Stored data:
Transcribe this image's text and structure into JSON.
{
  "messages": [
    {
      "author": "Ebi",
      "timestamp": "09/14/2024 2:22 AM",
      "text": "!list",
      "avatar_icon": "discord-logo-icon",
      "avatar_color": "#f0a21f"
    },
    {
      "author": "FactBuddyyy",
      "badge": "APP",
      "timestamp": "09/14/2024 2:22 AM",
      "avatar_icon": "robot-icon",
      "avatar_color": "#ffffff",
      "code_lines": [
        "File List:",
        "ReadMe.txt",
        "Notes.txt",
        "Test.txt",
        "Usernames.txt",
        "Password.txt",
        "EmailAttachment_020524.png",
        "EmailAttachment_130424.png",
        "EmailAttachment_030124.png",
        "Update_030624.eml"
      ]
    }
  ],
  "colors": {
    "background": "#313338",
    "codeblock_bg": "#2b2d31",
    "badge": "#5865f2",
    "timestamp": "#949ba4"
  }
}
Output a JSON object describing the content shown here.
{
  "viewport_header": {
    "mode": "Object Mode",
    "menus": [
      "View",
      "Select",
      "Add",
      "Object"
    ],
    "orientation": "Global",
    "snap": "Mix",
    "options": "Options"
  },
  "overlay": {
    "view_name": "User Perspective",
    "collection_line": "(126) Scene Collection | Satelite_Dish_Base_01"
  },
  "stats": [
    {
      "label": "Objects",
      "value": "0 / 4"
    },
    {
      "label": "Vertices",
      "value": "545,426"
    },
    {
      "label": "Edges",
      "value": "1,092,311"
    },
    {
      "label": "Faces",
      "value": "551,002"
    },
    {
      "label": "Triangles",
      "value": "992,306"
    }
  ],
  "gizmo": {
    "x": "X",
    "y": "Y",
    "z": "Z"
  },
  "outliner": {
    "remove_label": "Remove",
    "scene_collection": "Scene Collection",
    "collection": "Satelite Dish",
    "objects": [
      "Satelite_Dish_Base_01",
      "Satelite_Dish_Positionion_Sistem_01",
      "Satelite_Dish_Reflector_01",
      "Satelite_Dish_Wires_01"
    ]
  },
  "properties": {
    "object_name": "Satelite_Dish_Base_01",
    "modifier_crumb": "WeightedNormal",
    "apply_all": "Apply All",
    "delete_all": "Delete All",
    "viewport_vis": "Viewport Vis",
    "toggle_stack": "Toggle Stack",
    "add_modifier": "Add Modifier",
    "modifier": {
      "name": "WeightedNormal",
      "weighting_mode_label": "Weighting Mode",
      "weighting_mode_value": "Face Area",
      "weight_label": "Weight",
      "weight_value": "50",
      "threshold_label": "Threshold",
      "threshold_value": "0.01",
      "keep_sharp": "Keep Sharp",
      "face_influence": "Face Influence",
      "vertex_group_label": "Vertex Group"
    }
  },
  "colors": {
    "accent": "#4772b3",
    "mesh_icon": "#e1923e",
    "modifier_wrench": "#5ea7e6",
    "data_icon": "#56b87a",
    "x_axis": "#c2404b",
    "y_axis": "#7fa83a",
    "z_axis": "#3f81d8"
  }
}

== Aim ==
Quote every record above exactly.

== Response to the task ==
Transcribe this image's text and structure into JSON.
{
  "messages": [
    {
      "author": "Ebi",
      "timestamp": "09/14/2024 2:22 AM",
      "text": "!list",
      "avatar_icon": "discord-logo-icon",
      "avatar_color": "#f0a21f"
    },
    {
      "author": "FactBuddyyy",
      "badge": "APP",
      "timestamp": "09/14/2024 2:22 AM",
      "avatar_icon": "robot-icon",
      "avatar_color": "#ffffff",
      "code_lines": [
        "File List:",
        "ReadMe.txt",
        "Notes.txt",
        "Test.txt",
        "Usernames.txt",
        "Password.txt",
        "EmailAttachment_020524.png",
        "EmailAttachment_130424.png",
        "EmailAttachment_030124.png",
        "Update_030624.eml"
      ]
    }
  ],
  "colors": {
    "background": "#313338",
    "codeblock_bg": "#2b2d31",
    "badge": "#5865f2",
    "timestamp": "#949ba4"
  }
}
Output a JSON object describing the content shown here.
{
  "viewport_header": {
    "mode": "Object Mode",
    "menus": [
      "View",
      "Select",
      "Add",
      "Object"
    ],
    "orientation": "Global",
    "snap": "Mix",
    "options": "Options"
  },
  "overlay": {
    "view_name": "User Perspective",
    "collection_line": "(126) Scene Collection | Satelite_Dish_Base_01"
  },
  "stats": [
    {
      "label": "Objects",
      "value": "0 / 4"
    },
    {
      "label": "Vertices",
      "value": "545,426"
    },
    {
      "label": "Edges",
      "value": "1,092,311"
    },
    {
      "label": "Faces",
      "value": "551,002"
    },
    {
      "label": "Triangles",
      "value": "992,306"
    }
  ],
  "gizmo": {
    "x": "X",
    "y": "Y",
    "z": "Z"
  },
  "outliner": {
    "remove_label": "Remove",
    "scene_collection": "Scene Collection",
    "collection": "Satelite Dish",
    "objects": [
      "Satelite_Dish_Base_01",
      "Satelite_Dish_Positionion_Sistem_01",
      "Satelite_Dish_Reflector_01",
      "Satelite_Dish_Wires_01"
    ]
  },
  "properties": {
    "object_name": "Satelite_Dish_Base_01",
    "modifier_crumb": "WeightedNormal",
    "apply_all": "Apply All",
    "delete_all": "Delete All",
    "viewport_vis": "Viewport Vis",
    "toggle_stack": "Toggle Stack",
    "add_modifier": "Add Modifier",
    "modifier": {
      "name": "WeightedNormal",
      "weighting_mode_label": "Weighting Mode",
      "weighting_mode_value": "Face Area",
      "weight_label": "Weight",
      "weight_value": "50",
      "threshold_label": "Threshold",
      "threshold_value": "0.01",
      "keep_sharp": "Keep Sharp",
      "face_influence": "Face Influence",
      "vertex_group_label": "Vertex Group"
    }
  },
  "colors": {
    "accent": "#4772b3",
    "mesh_icon": "#e1923e",
    "modifier_wrench": "#5ea7e6",
    "data_icon": "#56b87a",
    "x_axis": "#c2404b",
    "y_axis": "#7fa83a",
    "z_axis": "#3f81d8"
  }
}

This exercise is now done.